BEGIN EXTRACTED MATERIAL
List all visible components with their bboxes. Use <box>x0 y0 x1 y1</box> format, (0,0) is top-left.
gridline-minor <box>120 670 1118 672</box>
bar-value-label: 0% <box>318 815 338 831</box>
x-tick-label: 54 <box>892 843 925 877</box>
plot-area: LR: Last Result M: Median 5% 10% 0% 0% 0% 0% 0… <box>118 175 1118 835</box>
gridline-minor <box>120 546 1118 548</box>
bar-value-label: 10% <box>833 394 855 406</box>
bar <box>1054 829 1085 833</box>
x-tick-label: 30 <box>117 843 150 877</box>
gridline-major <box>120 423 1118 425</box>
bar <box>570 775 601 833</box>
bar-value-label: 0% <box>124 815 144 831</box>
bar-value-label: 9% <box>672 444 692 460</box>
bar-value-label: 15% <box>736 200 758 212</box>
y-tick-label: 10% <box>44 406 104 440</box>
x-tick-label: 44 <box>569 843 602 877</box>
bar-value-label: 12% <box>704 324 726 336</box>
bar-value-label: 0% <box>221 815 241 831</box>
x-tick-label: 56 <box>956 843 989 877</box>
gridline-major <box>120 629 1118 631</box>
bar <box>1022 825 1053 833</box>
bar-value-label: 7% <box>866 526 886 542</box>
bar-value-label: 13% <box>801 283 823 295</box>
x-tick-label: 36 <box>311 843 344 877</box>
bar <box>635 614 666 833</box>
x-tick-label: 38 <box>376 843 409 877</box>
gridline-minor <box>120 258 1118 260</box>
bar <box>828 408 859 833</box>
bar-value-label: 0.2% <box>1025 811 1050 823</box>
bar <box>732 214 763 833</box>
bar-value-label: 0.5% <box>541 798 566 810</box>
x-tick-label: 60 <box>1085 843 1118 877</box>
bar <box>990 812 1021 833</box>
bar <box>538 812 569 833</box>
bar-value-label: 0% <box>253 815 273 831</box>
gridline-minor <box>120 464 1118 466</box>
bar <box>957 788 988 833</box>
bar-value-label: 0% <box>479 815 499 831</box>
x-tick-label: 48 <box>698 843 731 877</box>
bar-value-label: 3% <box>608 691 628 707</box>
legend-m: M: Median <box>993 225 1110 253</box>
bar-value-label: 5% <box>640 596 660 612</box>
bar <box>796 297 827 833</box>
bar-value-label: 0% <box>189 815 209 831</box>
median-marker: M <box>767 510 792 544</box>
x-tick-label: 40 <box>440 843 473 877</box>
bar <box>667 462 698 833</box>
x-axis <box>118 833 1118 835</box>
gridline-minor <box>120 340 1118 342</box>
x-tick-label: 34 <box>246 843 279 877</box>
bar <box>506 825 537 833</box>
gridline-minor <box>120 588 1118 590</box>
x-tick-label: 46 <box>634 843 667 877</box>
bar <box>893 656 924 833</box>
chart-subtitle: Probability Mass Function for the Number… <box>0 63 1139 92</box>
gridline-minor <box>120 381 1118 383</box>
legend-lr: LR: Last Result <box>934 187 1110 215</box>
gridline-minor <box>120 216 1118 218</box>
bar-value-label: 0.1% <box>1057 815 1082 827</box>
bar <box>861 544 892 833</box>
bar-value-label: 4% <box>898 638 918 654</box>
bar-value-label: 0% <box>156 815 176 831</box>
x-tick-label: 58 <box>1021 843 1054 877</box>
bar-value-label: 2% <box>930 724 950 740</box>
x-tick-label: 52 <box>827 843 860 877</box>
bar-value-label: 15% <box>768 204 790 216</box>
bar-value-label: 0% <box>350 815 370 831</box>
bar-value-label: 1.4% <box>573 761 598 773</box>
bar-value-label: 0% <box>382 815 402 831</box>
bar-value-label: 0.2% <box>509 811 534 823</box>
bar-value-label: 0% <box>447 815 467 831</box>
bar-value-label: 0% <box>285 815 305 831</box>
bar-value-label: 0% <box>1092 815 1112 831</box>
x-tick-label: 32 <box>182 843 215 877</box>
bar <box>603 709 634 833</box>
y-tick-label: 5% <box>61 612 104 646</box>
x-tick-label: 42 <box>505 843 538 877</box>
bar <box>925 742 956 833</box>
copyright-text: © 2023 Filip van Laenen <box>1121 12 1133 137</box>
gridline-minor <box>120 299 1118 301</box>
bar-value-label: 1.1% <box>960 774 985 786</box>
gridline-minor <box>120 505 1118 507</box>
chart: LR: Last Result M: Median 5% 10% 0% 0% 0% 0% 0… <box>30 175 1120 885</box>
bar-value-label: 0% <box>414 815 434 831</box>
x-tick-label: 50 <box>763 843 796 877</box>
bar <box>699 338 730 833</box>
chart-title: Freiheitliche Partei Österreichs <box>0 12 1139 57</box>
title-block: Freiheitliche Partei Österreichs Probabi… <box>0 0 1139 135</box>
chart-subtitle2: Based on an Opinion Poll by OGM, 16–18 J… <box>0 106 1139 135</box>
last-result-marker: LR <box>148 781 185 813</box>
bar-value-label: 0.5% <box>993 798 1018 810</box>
END EXTRACTED MATERIAL
* YOUR OBJECTIVE: Copy everything in the listing from the start down to the line containing "y-tick-label: 10% <box>44 406 104 440</box>", both ends included, reproducing each line unchanged.

* SOLUTION:
List all visible components with their bboxes. Use <box>x0 y0 x1 y1</box> format, (0,0) is top-left.
gridline-minor <box>120 670 1118 672</box>
bar-value-label: 0% <box>318 815 338 831</box>
x-tick-label: 54 <box>892 843 925 877</box>
plot-area: LR: Last Result M: Median 5% 10% 0% 0% 0% 0% 0… <box>118 175 1118 835</box>
gridline-minor <box>120 546 1118 548</box>
bar-value-label: 10% <box>833 394 855 406</box>
bar <box>1054 829 1085 833</box>
x-tick-label: 30 <box>117 843 150 877</box>
gridline-major <box>120 423 1118 425</box>
bar <box>570 775 601 833</box>
bar-value-label: 0% <box>124 815 144 831</box>
bar-value-label: 9% <box>672 444 692 460</box>
bar-value-label: 15% <box>736 200 758 212</box>
y-tick-label: 10% <box>44 406 104 440</box>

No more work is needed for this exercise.